- [Problem to solve]
Return the lines in the material below from the one containing "policy-badge-icon [130, 116, 176, 162]" through the one containing "remove-button[interactable]: Remove [210, 360, 372, 420]", copying them unchanged.

Page element annotations
★ ★ ★ ★ ★
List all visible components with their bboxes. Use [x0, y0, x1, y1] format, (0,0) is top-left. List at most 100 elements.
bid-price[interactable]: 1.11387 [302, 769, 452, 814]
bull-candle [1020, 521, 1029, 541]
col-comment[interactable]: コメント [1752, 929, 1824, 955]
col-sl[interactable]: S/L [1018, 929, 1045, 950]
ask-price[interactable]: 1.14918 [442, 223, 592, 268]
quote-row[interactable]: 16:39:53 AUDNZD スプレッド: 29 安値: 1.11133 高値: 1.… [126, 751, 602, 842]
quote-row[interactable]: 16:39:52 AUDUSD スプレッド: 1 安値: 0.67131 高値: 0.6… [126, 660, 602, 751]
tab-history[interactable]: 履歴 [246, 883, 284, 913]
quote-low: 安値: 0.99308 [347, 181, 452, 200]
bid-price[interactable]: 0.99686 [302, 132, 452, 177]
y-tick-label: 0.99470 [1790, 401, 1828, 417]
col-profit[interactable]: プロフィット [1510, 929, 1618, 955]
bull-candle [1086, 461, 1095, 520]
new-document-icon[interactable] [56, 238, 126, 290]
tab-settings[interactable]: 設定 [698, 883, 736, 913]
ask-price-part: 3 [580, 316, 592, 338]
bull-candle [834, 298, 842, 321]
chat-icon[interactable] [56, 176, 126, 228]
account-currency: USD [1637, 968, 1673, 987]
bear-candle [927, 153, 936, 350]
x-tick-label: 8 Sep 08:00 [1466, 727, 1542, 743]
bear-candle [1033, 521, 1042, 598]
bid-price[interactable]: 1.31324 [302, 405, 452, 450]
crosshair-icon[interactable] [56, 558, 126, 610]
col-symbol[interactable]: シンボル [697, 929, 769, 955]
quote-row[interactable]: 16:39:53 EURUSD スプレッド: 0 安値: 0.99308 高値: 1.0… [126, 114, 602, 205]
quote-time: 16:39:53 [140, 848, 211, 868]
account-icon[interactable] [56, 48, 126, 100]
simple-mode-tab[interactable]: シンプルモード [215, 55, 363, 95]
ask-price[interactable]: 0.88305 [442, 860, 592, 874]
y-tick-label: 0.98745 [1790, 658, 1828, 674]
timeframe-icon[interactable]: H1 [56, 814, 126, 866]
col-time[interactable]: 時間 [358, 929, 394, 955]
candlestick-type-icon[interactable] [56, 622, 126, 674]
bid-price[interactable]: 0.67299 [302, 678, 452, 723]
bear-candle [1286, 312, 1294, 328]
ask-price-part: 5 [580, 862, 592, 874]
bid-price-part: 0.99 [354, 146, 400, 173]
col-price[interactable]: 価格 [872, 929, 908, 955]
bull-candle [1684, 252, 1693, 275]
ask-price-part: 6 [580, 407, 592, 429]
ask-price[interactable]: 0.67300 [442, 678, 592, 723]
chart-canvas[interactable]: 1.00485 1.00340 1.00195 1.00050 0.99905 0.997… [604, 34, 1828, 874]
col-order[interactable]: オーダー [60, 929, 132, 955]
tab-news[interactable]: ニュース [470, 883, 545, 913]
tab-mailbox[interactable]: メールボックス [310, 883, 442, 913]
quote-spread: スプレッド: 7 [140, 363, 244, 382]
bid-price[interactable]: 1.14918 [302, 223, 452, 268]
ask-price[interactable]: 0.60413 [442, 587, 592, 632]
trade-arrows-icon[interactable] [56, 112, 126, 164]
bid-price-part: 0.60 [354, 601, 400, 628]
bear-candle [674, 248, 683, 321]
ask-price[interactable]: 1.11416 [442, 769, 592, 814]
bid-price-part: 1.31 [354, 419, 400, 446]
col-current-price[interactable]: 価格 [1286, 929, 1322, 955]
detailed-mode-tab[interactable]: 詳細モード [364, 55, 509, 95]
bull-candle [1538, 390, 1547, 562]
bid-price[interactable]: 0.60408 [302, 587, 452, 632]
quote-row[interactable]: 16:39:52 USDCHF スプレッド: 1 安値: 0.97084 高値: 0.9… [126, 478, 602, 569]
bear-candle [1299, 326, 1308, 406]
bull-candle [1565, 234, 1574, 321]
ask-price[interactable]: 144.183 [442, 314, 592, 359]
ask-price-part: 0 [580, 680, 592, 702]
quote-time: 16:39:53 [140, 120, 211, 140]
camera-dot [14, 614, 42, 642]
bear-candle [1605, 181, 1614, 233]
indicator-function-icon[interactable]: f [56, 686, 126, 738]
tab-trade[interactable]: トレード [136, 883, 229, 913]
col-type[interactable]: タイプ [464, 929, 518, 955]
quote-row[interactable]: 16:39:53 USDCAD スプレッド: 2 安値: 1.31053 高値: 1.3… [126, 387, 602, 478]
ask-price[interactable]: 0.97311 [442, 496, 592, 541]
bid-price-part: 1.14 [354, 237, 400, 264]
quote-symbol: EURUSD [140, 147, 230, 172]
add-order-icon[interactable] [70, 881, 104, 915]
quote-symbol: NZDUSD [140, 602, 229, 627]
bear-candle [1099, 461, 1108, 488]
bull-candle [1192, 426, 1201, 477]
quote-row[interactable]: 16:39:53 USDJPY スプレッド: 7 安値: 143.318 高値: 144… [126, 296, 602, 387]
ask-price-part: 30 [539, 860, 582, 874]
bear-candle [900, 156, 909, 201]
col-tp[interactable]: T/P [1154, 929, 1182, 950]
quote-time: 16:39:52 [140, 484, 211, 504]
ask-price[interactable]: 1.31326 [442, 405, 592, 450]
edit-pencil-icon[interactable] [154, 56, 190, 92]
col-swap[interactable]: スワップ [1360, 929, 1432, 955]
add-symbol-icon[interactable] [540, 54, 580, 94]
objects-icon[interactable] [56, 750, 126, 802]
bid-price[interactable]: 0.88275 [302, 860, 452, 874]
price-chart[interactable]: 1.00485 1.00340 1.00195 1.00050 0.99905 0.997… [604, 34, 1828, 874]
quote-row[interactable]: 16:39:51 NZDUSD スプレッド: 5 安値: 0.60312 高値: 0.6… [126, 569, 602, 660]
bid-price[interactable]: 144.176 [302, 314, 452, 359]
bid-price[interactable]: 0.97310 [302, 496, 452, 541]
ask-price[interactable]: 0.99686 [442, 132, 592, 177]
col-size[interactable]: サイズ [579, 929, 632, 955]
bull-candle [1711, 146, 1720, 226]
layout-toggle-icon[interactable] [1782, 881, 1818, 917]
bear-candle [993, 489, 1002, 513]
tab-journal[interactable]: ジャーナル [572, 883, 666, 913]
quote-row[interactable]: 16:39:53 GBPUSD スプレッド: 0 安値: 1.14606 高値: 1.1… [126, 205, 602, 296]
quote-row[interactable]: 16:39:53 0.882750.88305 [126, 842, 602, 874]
★ ★ ★ ★ ★
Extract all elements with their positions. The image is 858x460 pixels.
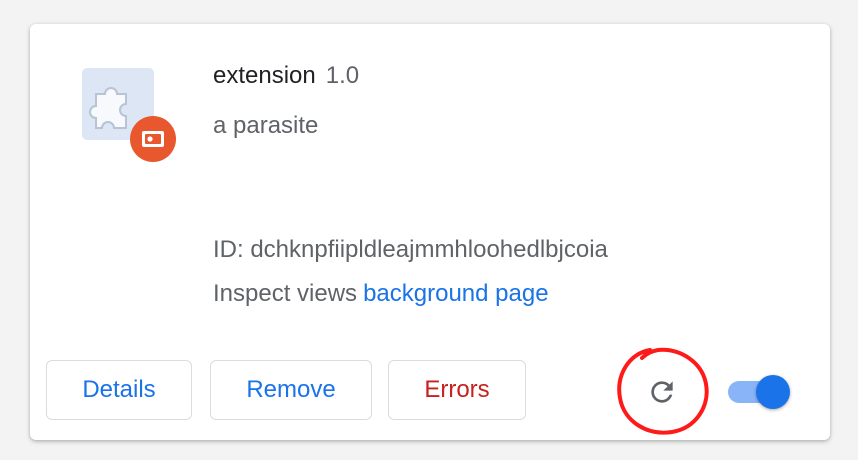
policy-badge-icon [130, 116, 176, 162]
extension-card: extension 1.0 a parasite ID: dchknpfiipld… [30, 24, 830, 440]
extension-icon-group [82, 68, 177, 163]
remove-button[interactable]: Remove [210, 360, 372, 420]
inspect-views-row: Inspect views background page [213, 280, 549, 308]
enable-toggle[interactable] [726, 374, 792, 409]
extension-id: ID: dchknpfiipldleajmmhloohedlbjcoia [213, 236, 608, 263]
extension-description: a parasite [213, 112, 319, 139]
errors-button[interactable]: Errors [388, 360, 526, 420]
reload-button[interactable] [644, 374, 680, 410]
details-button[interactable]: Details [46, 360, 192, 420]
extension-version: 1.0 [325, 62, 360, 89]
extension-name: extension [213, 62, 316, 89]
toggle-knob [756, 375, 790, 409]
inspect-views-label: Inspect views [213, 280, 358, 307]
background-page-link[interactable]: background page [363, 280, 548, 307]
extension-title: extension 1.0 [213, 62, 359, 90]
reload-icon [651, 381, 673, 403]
★ ★ ★ ★ ★
- [In response]
policy-badge-icon [130, 116, 176, 162]
extension-card: extension 1.0 a parasite ID: dchknpfiipld… [30, 24, 830, 440]
extension-icon-group [82, 68, 177, 163]
remove-button[interactable]: Remove [210, 360, 372, 420]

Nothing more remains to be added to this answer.